# [THE REQUEST]
Could you extract every entry below and reproduce it exactly?

┏━━

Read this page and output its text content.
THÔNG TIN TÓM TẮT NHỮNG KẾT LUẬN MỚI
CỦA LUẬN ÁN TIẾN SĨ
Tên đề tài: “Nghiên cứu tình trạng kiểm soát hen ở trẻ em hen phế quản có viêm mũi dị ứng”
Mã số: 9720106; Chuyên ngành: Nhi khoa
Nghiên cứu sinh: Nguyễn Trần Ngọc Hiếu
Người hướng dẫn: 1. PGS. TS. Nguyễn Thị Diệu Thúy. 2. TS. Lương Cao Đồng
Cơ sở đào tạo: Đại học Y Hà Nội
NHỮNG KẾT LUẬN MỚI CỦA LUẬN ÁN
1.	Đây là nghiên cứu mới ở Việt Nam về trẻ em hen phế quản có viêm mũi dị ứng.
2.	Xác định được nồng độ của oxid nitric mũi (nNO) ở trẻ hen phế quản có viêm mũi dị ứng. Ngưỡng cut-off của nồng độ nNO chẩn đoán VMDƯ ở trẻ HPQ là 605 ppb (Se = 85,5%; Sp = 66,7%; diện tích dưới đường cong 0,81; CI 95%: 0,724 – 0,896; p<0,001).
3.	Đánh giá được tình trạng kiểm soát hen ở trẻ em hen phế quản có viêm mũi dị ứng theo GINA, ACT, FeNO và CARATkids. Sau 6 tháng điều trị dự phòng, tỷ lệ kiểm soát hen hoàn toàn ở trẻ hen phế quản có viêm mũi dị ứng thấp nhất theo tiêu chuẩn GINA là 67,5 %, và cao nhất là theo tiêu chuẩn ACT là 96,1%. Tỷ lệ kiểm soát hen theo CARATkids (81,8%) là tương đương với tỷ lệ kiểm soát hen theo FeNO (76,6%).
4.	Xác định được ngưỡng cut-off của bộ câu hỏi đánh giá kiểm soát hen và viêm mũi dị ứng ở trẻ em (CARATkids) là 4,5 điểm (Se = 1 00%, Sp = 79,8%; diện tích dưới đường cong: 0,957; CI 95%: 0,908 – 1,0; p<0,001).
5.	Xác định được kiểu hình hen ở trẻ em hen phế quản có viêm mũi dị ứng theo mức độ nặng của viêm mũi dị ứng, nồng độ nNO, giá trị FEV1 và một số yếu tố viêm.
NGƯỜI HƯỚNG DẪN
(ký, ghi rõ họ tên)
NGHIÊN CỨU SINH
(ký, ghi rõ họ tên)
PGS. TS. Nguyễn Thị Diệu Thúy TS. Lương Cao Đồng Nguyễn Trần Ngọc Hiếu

┗━━

# [RESPONSE BELOW]
Read this page and output its text content.
THÔNG TIN TÓM TẮT NHỮNG KẾT LUẬN MỚI
CỦA LUẬN ÁN TIẾN SĨ
Tên đề tài: “Nghiên cứu tình trạng kiểm soát hen ở trẻ em hen phế quản có viêm mũi dị ứng”
Mã số: 9720106; Chuyên ngành: Nhi khoa
Nghiên cứu sinh: Nguyễn Trần Ngọc Hiếu
Người hướng dẫn: 1. PGS. TS. Nguyễn Thị Diệu Thúy. 2. TS. Lương Cao Đồng
Cơ sở đào tạo: Đại học Y Hà Nội
NHỮNG KẾT LUẬN MỚI CỦA LUẬN ÁN
1.	Đây là nghiên cứu mới ở Việt Nam về trẻ em hen phế quản có viêm mũi dị ứng.
2.	Xác định được nồng độ của oxid nitric mũi (nNO) ở trẻ hen phế quản có viêm mũi dị ứng. Ngưỡng cut-off của nồng độ nNO chẩn đoán VMDƯ ở trẻ HPQ là 605 ppb (Se = 85,5%; Sp = 66,7%; diện tích dưới đường cong 0,81; CI 95%: 0,724 – 0,896; p<0,001).
3.	Đánh giá được tình trạng kiểm soát hen ở trẻ em hen phế quản có viêm mũi dị ứng theo GINA, ACT, FeNO và CARATkids. Sau 6 tháng điều trị dự phòng, tỷ lệ kiểm soát hen hoàn toàn ở trẻ hen phế quản có viêm mũi dị ứng thấp nhất theo tiêu chuẩn GINA là 67,5 %, và cao nhất là theo tiêu chuẩn ACT là 96,1%. Tỷ lệ kiểm soát hen theo CARATkids (81,8%) là tương đương với tỷ lệ kiểm soát hen theo FeNO (76,6%).
4.	Xác định được ngưỡng cut-off của bộ câu hỏi đánh giá kiểm soát hen và viêm mũi dị ứng ở trẻ em (CARATkids) là 4,5 điểm (Se = 1 00%, Sp = 79,8%; diện tích dưới đường cong: 0,957; CI 95%: 0,908 – 1,0; p<0,001).
5.	Xác định được kiểu hình hen ở trẻ em hen phế quản có viêm mũi dị ứng theo mức độ nặng của viêm mũi dị ứng, nồng độ nNO, giá trị FEV1 và một số yếu tố viêm.
NGƯỜI HƯỚNG DẪN
(ký, ghi rõ họ tên)
NGHIÊN CỨU SINH
(ký, ghi rõ họ tên)
PGS. TS. Nguyễn Thị Diệu Thúy TS. Lương Cao Đồng Nguyễn Trần Ngọc Hiếu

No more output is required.